## Challenge
Identify and reproduce every line holding the string "заключения".

## Rows from a dataset
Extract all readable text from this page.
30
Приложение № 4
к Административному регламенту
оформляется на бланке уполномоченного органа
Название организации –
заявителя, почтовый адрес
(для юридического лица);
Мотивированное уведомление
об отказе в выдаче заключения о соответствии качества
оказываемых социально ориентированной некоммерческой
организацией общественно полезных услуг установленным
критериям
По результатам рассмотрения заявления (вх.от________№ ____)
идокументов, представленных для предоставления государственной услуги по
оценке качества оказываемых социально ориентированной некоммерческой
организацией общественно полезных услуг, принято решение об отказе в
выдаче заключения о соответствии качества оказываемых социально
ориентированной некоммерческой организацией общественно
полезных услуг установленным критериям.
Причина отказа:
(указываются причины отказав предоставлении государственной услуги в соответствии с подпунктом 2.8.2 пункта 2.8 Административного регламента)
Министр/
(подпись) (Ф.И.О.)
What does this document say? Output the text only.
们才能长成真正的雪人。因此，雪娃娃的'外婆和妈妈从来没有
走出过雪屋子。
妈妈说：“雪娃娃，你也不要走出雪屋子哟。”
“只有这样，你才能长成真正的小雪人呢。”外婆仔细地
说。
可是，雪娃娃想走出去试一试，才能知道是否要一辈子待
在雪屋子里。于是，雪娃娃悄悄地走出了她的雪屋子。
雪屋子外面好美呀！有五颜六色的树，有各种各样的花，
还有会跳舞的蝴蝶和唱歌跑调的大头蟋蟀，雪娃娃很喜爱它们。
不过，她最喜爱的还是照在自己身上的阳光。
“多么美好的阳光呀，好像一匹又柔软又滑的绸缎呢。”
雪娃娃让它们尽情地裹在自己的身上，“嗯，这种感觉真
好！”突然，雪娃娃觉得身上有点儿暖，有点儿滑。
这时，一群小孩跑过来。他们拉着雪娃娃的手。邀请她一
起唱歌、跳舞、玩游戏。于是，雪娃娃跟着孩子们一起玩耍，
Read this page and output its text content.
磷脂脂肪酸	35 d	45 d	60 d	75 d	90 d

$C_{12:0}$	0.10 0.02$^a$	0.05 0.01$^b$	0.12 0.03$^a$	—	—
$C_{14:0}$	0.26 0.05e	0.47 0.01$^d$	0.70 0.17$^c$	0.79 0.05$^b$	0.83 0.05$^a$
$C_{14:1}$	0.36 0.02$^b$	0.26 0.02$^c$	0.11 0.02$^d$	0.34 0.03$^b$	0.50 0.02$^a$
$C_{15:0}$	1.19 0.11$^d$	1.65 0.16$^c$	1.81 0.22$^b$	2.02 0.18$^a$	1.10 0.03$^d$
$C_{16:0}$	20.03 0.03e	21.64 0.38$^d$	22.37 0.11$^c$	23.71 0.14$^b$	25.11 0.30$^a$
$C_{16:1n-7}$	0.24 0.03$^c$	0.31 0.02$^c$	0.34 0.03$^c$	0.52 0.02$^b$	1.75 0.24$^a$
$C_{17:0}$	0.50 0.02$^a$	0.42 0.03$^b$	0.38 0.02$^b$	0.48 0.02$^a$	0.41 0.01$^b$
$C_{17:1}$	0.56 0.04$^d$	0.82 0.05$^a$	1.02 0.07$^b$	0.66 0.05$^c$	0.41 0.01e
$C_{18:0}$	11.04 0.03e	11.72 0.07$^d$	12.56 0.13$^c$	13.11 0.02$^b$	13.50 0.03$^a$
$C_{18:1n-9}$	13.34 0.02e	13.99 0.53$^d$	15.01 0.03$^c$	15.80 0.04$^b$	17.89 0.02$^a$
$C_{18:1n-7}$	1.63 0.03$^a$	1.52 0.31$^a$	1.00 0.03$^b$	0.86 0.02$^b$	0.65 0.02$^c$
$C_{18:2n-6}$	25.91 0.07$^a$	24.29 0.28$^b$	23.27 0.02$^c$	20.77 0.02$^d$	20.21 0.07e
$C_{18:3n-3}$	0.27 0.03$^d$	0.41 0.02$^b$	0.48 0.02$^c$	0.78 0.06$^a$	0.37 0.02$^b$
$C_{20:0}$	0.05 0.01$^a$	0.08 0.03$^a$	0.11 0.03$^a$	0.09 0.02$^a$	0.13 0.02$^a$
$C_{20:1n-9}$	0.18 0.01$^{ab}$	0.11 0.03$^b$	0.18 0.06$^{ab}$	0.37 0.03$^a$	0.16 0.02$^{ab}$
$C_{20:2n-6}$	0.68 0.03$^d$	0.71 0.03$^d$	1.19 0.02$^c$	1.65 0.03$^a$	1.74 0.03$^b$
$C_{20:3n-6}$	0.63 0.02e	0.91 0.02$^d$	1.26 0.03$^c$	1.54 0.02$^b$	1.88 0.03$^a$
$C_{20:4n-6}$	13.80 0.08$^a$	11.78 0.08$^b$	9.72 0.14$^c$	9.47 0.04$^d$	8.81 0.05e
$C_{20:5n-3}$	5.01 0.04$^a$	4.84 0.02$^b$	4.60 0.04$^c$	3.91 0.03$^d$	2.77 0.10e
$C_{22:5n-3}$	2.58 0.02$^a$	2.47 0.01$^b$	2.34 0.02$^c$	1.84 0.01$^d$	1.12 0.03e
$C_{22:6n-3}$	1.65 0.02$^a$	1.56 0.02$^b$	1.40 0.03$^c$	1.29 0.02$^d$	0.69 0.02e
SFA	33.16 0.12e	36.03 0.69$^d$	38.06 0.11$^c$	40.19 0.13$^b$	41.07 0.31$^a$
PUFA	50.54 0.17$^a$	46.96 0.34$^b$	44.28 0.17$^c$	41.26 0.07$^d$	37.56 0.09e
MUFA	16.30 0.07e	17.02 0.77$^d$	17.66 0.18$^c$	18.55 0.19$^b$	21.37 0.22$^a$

## Written response
об отказе в выдаче заключения о соответствии качества
выдаче заключения о соответствии качества оказываемых социально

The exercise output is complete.